# Short task
In this exercise, reproduce all the entries that follow exactly.

# Raw records
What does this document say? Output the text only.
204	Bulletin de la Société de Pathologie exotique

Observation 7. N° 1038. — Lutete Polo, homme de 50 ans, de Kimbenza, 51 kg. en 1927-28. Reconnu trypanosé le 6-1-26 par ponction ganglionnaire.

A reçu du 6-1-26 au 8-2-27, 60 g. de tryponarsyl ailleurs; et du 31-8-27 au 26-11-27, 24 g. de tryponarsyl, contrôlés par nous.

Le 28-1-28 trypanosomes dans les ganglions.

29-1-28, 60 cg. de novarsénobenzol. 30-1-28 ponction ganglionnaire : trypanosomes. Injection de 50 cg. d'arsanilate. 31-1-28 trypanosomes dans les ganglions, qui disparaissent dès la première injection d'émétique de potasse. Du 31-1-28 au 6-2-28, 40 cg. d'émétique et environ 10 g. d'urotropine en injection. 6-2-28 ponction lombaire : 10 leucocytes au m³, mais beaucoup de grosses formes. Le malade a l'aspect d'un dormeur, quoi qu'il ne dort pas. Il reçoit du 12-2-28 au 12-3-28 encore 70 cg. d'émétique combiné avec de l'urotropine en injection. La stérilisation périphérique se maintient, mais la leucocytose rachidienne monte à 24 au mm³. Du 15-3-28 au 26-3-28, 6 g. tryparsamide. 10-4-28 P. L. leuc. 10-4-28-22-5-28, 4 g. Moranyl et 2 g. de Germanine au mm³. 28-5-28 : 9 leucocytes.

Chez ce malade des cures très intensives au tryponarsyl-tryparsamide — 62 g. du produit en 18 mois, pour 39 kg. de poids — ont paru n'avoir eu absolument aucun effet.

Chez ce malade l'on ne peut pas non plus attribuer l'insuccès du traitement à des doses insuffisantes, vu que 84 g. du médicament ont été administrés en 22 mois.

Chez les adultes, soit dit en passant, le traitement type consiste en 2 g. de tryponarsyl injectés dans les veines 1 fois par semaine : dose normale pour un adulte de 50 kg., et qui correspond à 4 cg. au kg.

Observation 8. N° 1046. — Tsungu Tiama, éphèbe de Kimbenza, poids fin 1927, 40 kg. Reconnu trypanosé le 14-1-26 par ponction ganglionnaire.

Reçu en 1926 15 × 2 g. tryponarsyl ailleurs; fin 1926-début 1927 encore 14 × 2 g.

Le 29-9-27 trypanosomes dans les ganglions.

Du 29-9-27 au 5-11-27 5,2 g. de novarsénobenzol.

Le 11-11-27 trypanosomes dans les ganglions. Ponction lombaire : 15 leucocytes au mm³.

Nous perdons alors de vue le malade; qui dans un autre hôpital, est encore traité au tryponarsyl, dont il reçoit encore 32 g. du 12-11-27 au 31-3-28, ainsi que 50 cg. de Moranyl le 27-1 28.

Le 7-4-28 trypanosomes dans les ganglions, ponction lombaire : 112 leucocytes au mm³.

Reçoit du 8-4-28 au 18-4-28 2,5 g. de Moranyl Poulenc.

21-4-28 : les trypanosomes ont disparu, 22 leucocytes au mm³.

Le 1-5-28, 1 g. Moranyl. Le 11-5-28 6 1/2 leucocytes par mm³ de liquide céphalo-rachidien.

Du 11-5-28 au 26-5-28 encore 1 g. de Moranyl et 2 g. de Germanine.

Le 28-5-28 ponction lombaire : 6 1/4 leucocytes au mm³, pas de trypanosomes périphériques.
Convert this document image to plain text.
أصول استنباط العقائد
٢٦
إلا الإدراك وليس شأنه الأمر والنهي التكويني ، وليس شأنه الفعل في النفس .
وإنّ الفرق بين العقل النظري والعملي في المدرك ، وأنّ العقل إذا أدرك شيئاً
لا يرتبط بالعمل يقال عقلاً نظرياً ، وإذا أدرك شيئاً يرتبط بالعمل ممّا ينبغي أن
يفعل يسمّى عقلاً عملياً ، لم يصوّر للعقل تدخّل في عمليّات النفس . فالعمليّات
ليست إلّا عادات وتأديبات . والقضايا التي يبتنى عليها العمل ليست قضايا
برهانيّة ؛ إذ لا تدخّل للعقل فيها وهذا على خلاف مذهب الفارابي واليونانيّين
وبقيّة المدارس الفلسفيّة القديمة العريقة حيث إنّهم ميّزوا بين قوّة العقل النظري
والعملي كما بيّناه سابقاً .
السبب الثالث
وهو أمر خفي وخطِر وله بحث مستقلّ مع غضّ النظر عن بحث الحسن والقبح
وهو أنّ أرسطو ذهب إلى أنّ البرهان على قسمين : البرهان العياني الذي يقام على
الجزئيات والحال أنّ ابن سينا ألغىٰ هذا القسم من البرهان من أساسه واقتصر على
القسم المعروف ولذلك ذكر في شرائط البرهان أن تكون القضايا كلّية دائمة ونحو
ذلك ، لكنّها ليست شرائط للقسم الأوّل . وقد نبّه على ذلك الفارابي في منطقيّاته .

# Result
What does this document say? Output the text only.
204	Bulletin de la Société de Pathologie exotique

Observation 7. N° 1038. — Lutete Polo, homme de 50 ans, de Kimbenza, 51 kg. en 1927-28. Reconnu trypanosé le 6-1-26 par ponction ganglionnaire.

A reçu du 6-1-26 au 8-2-27, 60 g. de tryponarsyl ailleurs; et du 31-8-27 au 26-11-27, 24 g. de tryponarsyl, contrôlés par nous.

Le 28-1-28 trypanosomes dans les ganglions.

29-1-28, 60 cg. de novarsénobenzol. 30-1-28 ponction ganglionnaire : trypanosomes. Injection de 50 cg. d'arsanilate. 31-1-28 trypanosomes dans les ganglions, qui disparaissent dès la première injection d'émétique de potasse. Du 31-1-28 au 6-2-28, 40 cg. d'émétique et environ 10 g. d'urotropine en injection. 6-2-28 ponction lombaire : 10 leucocytes au m³, mais beaucoup de grosses formes. Le malade a l'aspect d'un dormeur, quoi qu'il ne dort pas. Il reçoit du 12-2-28 au 12-3-28 encore 70 cg. d'émétique combiné avec de l'urotropine en injection. La stérilisation périphérique se maintient, mais la leucocytose rachidienne monte à 24 au mm³. Du 15-3-28 au 26-3-28, 6 g. tryparsamide. 10-4-28 P. L. leuc. 10-4-28-22-5-28, 4 g. Moranyl et 2 g. de Germanine au mm³. 28-5-28 : 9 leucocytes.

Chez ce malade des cures très intensives au tryponarsyl-tryparsamide — 62 g. du produit en 18 mois, pour 39 kg. de poids — ont paru n'avoir eu absolument aucun effet.

Chez ce malade l'on ne peut pas non plus attribuer l'insuccès du traitement à des doses insuffisantes, vu que 84 g. du médicament ont été administrés en 22 mois.

Chez les adultes, soit dit en passant, le traitement type consiste en 2 g. de tryponarsyl injectés dans les veines 1 fois par semaine : dose normale pour un adulte de 50 kg., et qui correspond à 4 cg. au kg.

Observation 8. N° 1046. — Tsungu Tiama, éphèbe de Kimbenza, poids fin 1927, 40 kg. Reconnu trypanosé le 14-1-26 par ponction ganglionnaire.

Reçu en 1926 15 × 2 g. tryponarsyl ailleurs; fin 1926-début 1927 encore 14 × 2 g.

Le 29-9-27 trypanosomes dans les ganglions.

Du 29-9-27 au 5-11-27 5,2 g. de novarsénobenzol.

Le 11-11-27 trypanosomes dans les ganglions. Ponction lombaire : 15 leucocytes au mm³.

Nous perdons alors de vue le malade; qui dans un autre hôpital, est encore traité au tryponarsyl, dont il reçoit encore 32 g. du 12-11-27 au 31-3-28, ainsi que 50 cg. de Moranyl le 27-1 28.

Le 7-4-28 trypanosomes dans les ganglions, ponction lombaire : 112 leucocytes au mm³.

Reçoit du 8-4-28 au 18-4-28 2,5 g. de Moranyl Poulenc.

21-4-28 : les trypanosomes ont disparu, 22 leucocytes au mm³.

Le 1-5-28, 1 g. Moranyl. Le 11-5-28 6 1/2 leucocytes par mm³ de liquide céphalo-rachidien.

Du 11-5-28 au 26-5-28 encore 1 g. de Moranyl et 2 g. de Germanine.

Le 28-5-28 ponction lombaire : 6 1/4 leucocytes au mm³, pas de trypanosomes périphériques.
Convert this document image to plain text.
أصول استنباط العقائد
٢٦
إلا الإدراك وليس شأنه الأمر والنهي التكويني ، وليس شأنه الفعل في النفس .
وإنّ الفرق بين العقل النظري والعملي في المدرك ، وأنّ العقل إذا أدرك شيئاً
لا يرتبط بالعمل يقال عقلاً نظرياً ، وإذا أدرك شيئاً يرتبط بالعمل ممّا ينبغي أن
يفعل يسمّى عقلاً عملياً ، لم يصوّر للعقل تدخّل في عمليّات النفس . فالعمليّات
ليست إلّا عادات وتأديبات . والقضايا التي يبتنى عليها العمل ليست قضايا
برهانيّة ؛ إذ لا تدخّل للعقل فيها وهذا على خلاف مذهب الفارابي واليونانيّين
وبقيّة المدارس الفلسفيّة القديمة العريقة حيث إنّهم ميّزوا بين قوّة العقل النظري
والعملي كما بيّناه سابقاً .
السبب الثالث
وهو أمر خفي وخطِر وله بحث مستقلّ مع غضّ النظر عن بحث الحسن والقبح
وهو أنّ أرسطو ذهب إلى أنّ البرهان على قسمين : البرهان العياني الذي يقام على
الجزئيات والحال أنّ ابن سينا ألغىٰ هذا القسم من البرهان من أساسه واقتصر على
القسم المعروف ولذلك ذكر في شرائط البرهان أن تكون القضايا كلّية دائمة ونحو
ذلك ، لكنّها ليست شرائط للقسم الأوّل . وقد نبّه على ذلك الفارابي في منطقيّاته .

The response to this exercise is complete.